### Task to complete:
Make an exact copy of the listing below.

### Records shown:
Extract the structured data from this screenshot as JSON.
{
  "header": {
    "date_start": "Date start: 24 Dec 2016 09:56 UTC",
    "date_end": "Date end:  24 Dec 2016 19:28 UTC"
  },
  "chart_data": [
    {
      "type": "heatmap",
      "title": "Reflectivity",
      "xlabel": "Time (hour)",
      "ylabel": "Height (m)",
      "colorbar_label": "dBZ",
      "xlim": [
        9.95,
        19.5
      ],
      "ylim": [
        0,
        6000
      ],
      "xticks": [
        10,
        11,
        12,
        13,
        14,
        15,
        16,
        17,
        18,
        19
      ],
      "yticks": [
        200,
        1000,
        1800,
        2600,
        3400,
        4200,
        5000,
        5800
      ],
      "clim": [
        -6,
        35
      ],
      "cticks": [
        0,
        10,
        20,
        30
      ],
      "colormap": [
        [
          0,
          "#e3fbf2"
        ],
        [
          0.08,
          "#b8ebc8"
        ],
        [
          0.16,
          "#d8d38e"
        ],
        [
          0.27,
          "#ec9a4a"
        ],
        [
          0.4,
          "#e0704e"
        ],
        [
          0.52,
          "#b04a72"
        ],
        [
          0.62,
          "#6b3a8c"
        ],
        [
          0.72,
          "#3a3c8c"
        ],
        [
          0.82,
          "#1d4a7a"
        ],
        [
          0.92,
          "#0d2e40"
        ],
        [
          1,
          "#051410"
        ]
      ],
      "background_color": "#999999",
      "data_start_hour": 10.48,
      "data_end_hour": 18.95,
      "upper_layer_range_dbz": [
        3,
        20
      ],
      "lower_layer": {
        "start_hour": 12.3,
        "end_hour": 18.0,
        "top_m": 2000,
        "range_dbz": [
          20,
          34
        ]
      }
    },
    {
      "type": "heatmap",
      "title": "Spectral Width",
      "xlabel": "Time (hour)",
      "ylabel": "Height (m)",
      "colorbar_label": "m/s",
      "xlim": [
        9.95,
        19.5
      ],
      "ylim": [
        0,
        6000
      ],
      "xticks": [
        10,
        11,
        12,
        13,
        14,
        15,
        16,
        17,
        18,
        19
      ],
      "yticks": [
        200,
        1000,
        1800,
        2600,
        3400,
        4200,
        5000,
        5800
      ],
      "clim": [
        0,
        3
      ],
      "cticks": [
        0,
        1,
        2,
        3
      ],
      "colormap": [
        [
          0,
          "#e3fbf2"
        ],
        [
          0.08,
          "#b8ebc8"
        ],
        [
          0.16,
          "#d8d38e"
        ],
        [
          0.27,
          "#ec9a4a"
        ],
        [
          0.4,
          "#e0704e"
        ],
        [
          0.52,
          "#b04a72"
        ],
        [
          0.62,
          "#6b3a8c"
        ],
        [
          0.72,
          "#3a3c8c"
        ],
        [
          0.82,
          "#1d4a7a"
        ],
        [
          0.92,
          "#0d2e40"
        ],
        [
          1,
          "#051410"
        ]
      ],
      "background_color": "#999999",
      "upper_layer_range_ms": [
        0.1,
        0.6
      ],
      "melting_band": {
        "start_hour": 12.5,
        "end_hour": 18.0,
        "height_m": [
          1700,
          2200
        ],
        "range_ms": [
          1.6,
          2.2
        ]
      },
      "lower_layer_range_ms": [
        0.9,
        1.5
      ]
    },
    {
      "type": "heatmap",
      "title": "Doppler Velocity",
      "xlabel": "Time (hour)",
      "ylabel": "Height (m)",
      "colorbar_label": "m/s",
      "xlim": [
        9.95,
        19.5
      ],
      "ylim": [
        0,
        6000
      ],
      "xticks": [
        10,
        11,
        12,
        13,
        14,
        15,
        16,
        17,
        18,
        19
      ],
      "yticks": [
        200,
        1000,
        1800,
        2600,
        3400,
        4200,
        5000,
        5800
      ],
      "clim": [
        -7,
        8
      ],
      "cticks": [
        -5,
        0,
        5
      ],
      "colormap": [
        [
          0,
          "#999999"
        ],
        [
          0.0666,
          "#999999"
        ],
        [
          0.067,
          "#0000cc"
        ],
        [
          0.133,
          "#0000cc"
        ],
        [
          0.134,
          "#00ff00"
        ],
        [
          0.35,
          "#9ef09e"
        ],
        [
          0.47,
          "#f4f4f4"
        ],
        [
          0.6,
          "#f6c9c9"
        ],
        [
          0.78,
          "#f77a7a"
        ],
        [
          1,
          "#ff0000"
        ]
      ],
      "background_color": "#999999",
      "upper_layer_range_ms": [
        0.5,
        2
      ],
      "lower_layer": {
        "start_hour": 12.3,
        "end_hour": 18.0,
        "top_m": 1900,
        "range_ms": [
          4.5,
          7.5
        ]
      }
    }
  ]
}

### Task response:
Extract the structured data from this screenshot as JSON.
{
  "header": {
    "date_start": "Date start: 24 Dec 2016 09:56 UTC",
    "date_end": "Date end:  24 Dec 2016 19:28 UTC"
  },
  "chart_data": [
    {
      "type": "heatmap",
      "title": "Reflectivity",
      "xlabel": "Time (hour)",
      "ylabel": "Height (m)",
      "colorbar_label": "dBZ",
      "xlim": [
        9.95,
        19.5
      ],
      "ylim": [
        0,
        6000
      ],
      "xticks": [
        10,
        11,
        12,
        13,
        14,
        15,
        16,
        17,
        18,
        19
      ],
      "yticks": [
        200,
        1000,
        1800,
        2600,
        3400,
        4200,
        5000,
        5800
      ],
      "clim": [
        -6,
        35
      ],
      "cticks": [
        0,
        10,
        20,
        30
      ],
      "colormap": [
        [
          0,
          "#e3fbf2"
        ],
        [
          0.08,
          "#b8ebc8"
        ],
        [
          0.16,
          "#d8d38e"
        ],
        [
          0.27,
          "#ec9a4a"
        ],
        [
          0.4,
          "#e0704e"
        ],
        [
          0.52,
          "#b04a72"
        ],
        [
          0.62,
          "#6b3a8c"
        ],
        [
          0.72,
          "#3a3c8c"
        ],
        [
          0.82,
          "#1d4a7a"
        ],
        [
          0.92,
          "#0d2e40"
        ],
        [
          1,
          "#051410"
        ]
      ],
      "background_color": "#999999",
      "data_start_hour": 10.48,
      "data_end_hour": 18.95,
      "upper_layer_range_dbz": [
        3,
        20
      ],
      "lower_layer": {
        "start_hour": 12.3,
        "end_hour": 18.0,
        "top_m": 2000,
        "range_dbz": [
          20,
          34
        ]
      }
    },
    {
      "type": "heatmap",
      "title": "Spectral Width",
      "xlabel": "Time (hour)",
      "ylabel": "Height (m)",
      "colorbar_label": "m/s",
      "xlim": [
        9.95,
        19.5
      ],
      "ylim": [
        0,
        6000
      ],
      "xticks": [
        10,
        11,
        12,
        13,
        14,
        15,
        16,
        17,
        18,
        19
      ],
      "yticks": [
        200,
        1000,
        1800,
        2600,
        3400,
        4200,
        5000,
        5800
      ],
      "clim": [
        0,
        3
      ],
      "cticks": [
        0,
        1,
        2,
        3
      ],
      "colormap": [
        [
          0,
          "#e3fbf2"
        ],
        [
          0.08,
          "#b8ebc8"
        ],
        [
          0.16,
          "#d8d38e"
        ],
        [
          0.27,
          "#ec9a4a"
        ],
        [
          0.4,
          "#e0704e"
        ],
        [
          0.52,
          "#b04a72"
        ],
        [
          0.62,
          "#6b3a8c"
        ],
        [
          0.72,
          "#3a3c8c"
        ],
        [
          0.82,
          "#1d4a7a"
        ],
        [
          0.92,
          "#0d2e40"
        ],
        [
          1,
          "#051410"
        ]
      ],
      "background_color": "#999999",
      "upper_layer_range_ms": [
        0.1,
        0.6
      ],
      "melting_band": {
        "start_hour": 12.5,
        "end_hour": 18.0,
        "height_m": [
          1700,
          2200
        ],
        "range_ms": [
          1.6,
          2.2
        ]
      },
      "lower_layer_range_ms": [
        0.9,
        1.5
      ]
    },
    {
      "type": "heatmap",
      "title": "Doppler Velocity",
      "xlabel": "Time (hour)",
      "ylabel": "Height (m)",
      "colorbar_label": "m/s",
      "xlim": [
        9.95,
        19.5
      ],
      "ylim": [
        0,
        6000
      ],
      "xticks": [
        10,
        11,
        12,
        13,
        14,
        15,
        16,
        17,
        18,
        19
      ],
      "yticks": [
        200,
        1000,
        1800,
        2600,
        3400,
        4200,
        5000,
        5800
      ],
      "clim": [
        -7,
        8
      ],
      "cticks": [
        -5,
        0,
        5
      ],
      "colormap": [
        [
          0,
          "#999999"
        ],
        [
          0.0666,
          "#999999"
        ],
        [
          0.067,
          "#0000cc"
        ],
        [
          0.133,
          "#0000cc"
        ],
        [
          0.134,
          "#00ff00"
        ],
        [
          0.35,
          "#9ef09e"
        ],
        [
          0.47,
          "#f4f4f4"
        ],
        [
          0.6,
          "#f6c9c9"
        ],
        [
          0.78,
          "#f77a7a"
        ],
        [
          1,
          "#ff0000"
        ]
      ],
      "background_color": "#999999",
      "upper_layer_range_ms": [
        0.5,
        2
      ],
      "lower_layer": {
        "start_hour": 12.3,
        "end_hour": 18.0,
        "top_m": 1900,
        "range_ms": [
          4.5,
          7.5
        ]
      }
    }
  ]
}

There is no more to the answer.